__Passage given__:
#####

Can BMP ensure that if an application bound to a separate processor crashes, it will not affect other processors?

Of course, this is just the initial pull request of BMP. MPU protection and assertion chain related optimization will be added in the future.

anjiahao1 · 2024-04-02T07:35:30Z

Can BMP ensure that if an application bound to a separate processor crashes, it will not affect other processors?

Of course, this is just the initial pull request of BMP. MPU protection and assertion chain related optimization will be added in the future.

Great!

PetervdPerk-NXP · 2024-04-02T21:42:26Z

Cool work, I'm curious would this work on a asymmetrical system witch it's own caches i.e. Cortex-M7 and Cortex-M4 but without hardware cache coherency?

anchao · 2024-04-03T00:48:12Z

Cool work, I'm curious would this work on a asymmetrical system witch it's own caches i.e. Cortex-M7 and Cortex-M4 but without hardware cache coherency?

Yes, but the implementation requires more customized modifications. If platforms without hardware cache consistency, all data must be correctly placed on cache line aligned sections, which will depend on some labeling for specific data/bss in the link script.

zouboan · 2024-04-06T03:57:52Z

What is the difference between this approach and the pthread_setaffinity_np functions implemented by NuttX?Does threads spawned by a task bound to a specific processor can also be automatically bound to that
processor with this approach？

#####

__Exercise input__:
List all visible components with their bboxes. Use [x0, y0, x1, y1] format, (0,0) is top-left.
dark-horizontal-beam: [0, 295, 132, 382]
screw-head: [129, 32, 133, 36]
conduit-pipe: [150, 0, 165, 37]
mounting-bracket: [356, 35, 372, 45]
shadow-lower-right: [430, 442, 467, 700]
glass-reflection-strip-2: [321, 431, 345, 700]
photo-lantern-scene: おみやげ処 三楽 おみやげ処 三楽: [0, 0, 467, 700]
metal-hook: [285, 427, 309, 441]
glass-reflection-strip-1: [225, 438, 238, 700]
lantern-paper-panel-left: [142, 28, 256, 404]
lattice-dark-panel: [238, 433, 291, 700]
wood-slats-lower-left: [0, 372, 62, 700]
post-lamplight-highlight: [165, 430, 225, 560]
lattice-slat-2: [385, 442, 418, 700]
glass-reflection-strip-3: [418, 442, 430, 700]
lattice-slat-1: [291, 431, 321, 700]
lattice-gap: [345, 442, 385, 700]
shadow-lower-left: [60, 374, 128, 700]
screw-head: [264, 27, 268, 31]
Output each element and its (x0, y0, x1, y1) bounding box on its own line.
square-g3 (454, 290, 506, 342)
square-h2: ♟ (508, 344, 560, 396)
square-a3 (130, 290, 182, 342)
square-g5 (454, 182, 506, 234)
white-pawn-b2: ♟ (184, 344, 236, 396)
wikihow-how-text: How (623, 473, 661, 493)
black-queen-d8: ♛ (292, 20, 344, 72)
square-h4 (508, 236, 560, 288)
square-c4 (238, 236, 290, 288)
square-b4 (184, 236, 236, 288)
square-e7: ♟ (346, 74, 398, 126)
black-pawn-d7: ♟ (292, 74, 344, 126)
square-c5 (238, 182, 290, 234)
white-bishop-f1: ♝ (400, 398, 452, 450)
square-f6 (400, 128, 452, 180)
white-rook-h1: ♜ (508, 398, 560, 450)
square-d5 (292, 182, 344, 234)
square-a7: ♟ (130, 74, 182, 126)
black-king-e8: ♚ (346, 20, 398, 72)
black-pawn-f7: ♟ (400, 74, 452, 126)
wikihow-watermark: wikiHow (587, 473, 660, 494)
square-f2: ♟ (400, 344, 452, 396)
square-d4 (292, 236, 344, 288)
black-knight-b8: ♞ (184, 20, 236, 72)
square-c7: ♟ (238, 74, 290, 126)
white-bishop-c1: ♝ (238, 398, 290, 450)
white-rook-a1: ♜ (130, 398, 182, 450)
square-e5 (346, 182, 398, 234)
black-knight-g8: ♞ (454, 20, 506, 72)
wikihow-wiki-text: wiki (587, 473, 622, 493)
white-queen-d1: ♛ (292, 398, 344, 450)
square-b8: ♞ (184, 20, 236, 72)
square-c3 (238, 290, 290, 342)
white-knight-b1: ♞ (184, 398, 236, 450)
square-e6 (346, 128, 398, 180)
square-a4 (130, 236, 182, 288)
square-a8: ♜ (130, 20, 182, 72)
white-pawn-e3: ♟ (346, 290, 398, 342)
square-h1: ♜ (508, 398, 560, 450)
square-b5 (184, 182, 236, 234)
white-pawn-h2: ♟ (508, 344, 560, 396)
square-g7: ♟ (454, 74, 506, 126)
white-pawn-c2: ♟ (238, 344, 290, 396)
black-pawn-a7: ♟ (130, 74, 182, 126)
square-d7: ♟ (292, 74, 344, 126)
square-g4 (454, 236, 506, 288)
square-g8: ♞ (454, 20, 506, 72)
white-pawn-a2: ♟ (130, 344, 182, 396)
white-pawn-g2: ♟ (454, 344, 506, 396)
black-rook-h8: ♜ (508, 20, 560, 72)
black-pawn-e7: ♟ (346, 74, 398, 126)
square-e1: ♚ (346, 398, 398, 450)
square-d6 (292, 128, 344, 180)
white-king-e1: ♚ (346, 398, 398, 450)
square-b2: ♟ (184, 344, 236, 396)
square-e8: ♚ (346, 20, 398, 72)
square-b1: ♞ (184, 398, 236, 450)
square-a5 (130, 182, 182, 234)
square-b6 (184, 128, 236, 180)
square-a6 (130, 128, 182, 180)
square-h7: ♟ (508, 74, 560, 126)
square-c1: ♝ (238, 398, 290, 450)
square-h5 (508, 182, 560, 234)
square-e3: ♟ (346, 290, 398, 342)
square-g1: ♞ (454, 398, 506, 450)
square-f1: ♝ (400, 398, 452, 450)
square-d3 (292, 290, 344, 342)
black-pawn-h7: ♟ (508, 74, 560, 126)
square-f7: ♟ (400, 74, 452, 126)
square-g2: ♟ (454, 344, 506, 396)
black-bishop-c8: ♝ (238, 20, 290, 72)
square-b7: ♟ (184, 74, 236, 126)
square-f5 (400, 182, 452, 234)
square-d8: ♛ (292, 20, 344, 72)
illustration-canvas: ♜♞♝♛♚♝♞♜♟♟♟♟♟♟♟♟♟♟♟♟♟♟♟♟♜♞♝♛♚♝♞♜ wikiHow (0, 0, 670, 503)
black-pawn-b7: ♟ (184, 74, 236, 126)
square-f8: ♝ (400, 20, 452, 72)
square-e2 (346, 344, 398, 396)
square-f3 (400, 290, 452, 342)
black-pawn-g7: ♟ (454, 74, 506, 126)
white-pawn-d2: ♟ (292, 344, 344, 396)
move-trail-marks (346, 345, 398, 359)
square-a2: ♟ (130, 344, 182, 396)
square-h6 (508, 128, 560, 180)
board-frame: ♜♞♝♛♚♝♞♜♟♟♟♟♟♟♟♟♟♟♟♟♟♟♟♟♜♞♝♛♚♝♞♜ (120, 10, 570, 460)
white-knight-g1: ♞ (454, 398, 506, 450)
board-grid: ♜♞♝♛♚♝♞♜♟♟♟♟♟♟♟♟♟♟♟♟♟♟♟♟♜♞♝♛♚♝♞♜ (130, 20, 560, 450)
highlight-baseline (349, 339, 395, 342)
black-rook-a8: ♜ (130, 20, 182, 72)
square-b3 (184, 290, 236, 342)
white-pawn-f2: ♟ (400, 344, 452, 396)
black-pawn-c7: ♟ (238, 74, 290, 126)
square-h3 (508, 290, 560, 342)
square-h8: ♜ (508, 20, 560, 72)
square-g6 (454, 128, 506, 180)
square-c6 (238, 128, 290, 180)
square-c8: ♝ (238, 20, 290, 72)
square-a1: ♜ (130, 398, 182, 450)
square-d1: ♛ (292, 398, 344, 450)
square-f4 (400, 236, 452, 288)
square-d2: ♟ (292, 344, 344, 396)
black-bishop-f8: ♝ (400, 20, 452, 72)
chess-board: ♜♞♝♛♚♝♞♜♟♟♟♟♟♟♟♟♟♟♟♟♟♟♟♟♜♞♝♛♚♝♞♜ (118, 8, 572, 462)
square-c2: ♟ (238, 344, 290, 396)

#####

__To-do list__:
• A. Answer these from the BMP thread:
(i) What two additions are planned for BMP in the future?
(ii) Which two cores does PetervdPerk-NXP give as an example of an asymmetrical system?
(iii) On platforms without hardware cache consistency, where must all data be placed?
• B. Copy out the listing from its first line through the line containing "white-queen-d1: ♛ (292, 398, 344, 450)", with both ends included.
The BMP thread and the listing are unrelated to each other.

__Answers__:
• A.
(i) MPU protection and assertion chain related optimization.
(ii) Cortex-M7 and Cortex-M4.
(iii) On cache line aligned sections.

• B.
List all visible components with their bboxes. Use [x0, y0, x1, y1] format, (0,0) is top-left.
dark-horizontal-beam: [0, 295, 132, 382]
screw-head: [129, 32, 133, 36]
conduit-pipe: [150, 0, 165, 37]
mounting-bracket: [356, 35, 372, 45]
shadow-lower-right: [430, 442, 467, 700]
glass-reflection-strip-2: [321, 431, 345, 700]
photo-lantern-scene: おみやげ処 三楽 おみやげ処 三楽: [0, 0, 467, 700]
metal-hook: [285, 427, 309, 441]
glass-reflection-strip-1: [225, 438, 238, 700]
lantern-paper-panel-left: [142, 28, 256, 404]
lattice-dark-panel: [238, 433, 291, 700]
wood-slats-lower-left: [0, 372, 62, 700]
post-lamplight-highlight: [165, 430, 225, 560]
lattice-slat-2: [385, 442, 418, 700]
glass-reflection-strip-3: [418, 442, 430, 700]
lattice-slat-1: [291, 431, 321, 700]
lattice-gap: [345, 442, 385, 700]
shadow-lower-left: [60, 374, 128, 700]
screw-head: [264, 27, 268, 31]
Output each element and its (x0, y0, x1, y1) bounding box on its own line.
square-g3 (454, 290, 506, 342)
square-h2: ♟ (508, 344, 560, 396)
square-a3 (130, 290, 182, 342)
square-g5 (454, 182, 506, 234)
white-pawn-b2: ♟ (184, 344, 236, 396)
wikihow-how-text: How (623, 473, 661, 493)
black-queen-d8: ♛ (292, 20, 344, 72)
square-h4 (508, 236, 560, 288)
square-c4 (238, 236, 290, 288)
square-b4 (184, 236, 236, 288)
square-e7: ♟ (346, 74, 398, 126)
black-pawn-d7: ♟ (292, 74, 344, 126)
square-c5 (238, 182, 290, 234)
white-bishop-f1: ♝ (400, 398, 452, 450)
square-f6 (400, 128, 452, 180)
white-rook-h1: ♜ (508, 398, 560, 450)
square-d5 (292, 182, 344, 234)
square-a7: ♟ (130, 74, 182, 126)
black-king-e8: ♚ (346, 20, 398, 72)
black-pawn-f7: ♟ (400, 74, 452, 126)
wikihow-watermark: wikiHow (587, 473, 660, 494)
square-f2: ♟ (400, 344, 452, 396)
square-d4 (292, 236, 344, 288)
black-knight-b8: ♞ (184, 20, 236, 72)
square-c7: ♟ (238, 74, 290, 126)
white-bishop-c1: ♝ (238, 398, 290, 450)
white-rook-a1: ♜ (130, 398, 182, 450)
square-e5 (346, 182, 398, 234)
black-knight-g8: ♞ (454, 20, 506, 72)
wikihow-wiki-text: wiki (587, 473, 622, 493)
white-queen-d1: ♛ (292, 398, 344, 450)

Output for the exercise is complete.